Written instruction:
According to the quoted passage in the commentary on the Rapture, what percentage of humanity would endure unspeakable horrors?

-- Begin Provided text --

It says everything I’ve been thinking.
When it comes to the disappointed ones who didn’t get swept away on a great white cloud, I am not sure whether to feel pity or fury.
puts it succinctly: "Here we have these cowardly fuckers who were hoping to be yanked away to some heavenly playground where they could wallow in eternal bliss, while 97.1% of humanity endured unspeakable horrors and fire and everlasting torment."
Yeah, that. I keep thinking about the SELFISHNESS of the "righteous". And of how they themselves stood in judgment on themselves before God ever had a chance to do the same, and decreed themselves righteous in God’s eyes (else they would not have expected to be Raptured, yeah? ‘S logical…)So these are not the judged. These are the PRE-judged, and worse, the self-pre-judged. I kind of want to… smack them upside the head with a clue by four. Tell them to look at the beam in their own eye before they make snide commentary on the motes in the eyes of their brothers. How anyone murderous enough to calmly turn their back on their brothers and sisters in humanity – and in part this is not about the "righteousness", it is about "us or them" and it stands to reason, in the mind’s eye of these people, that folks like Buddhists or Hindus or Wiccans or pagans or, well, ANYONE other than themselves is automatically left behind to burn – this is the Ultimate Gated Community to keep out what you consider to be the beneath-you riffraff forever hanging about your lawns – how anybody who considers themselves righteous, or remotely a follower of Christ, could justify any of this, it’s beyond my understanding. Maybe their God knows.
But here’s the thing about the whole matter.

-- End Provided text --
-- Begin Supplied material --

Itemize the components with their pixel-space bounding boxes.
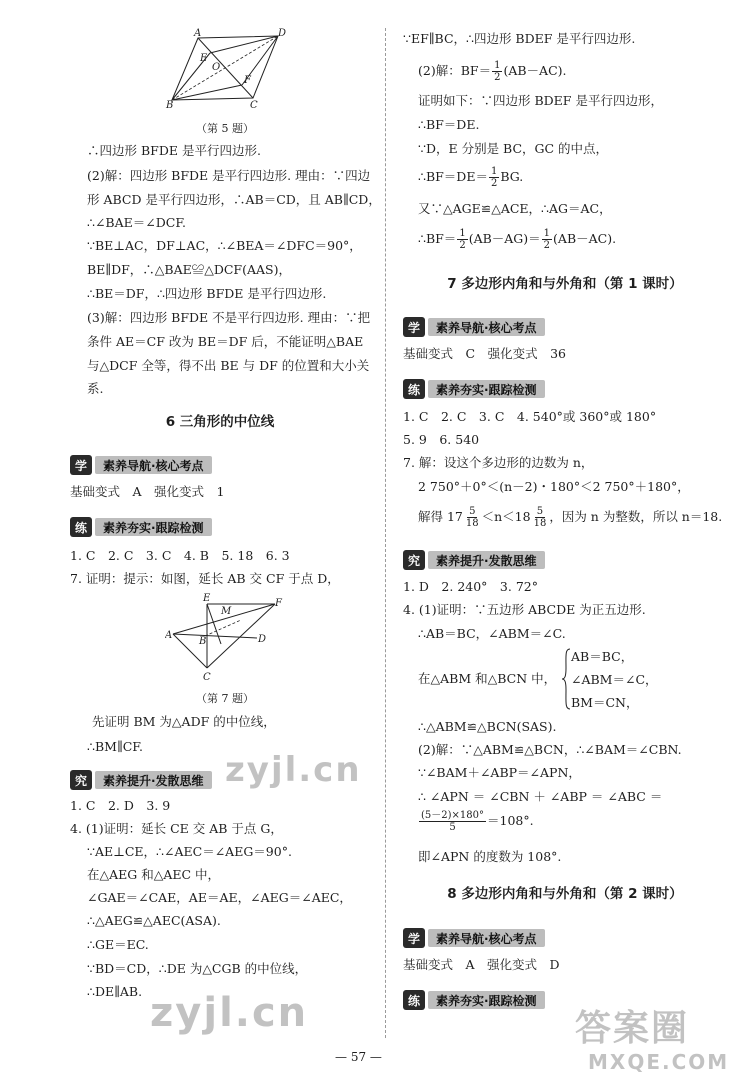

-- End Supplied material --

Result for this task:
97.1%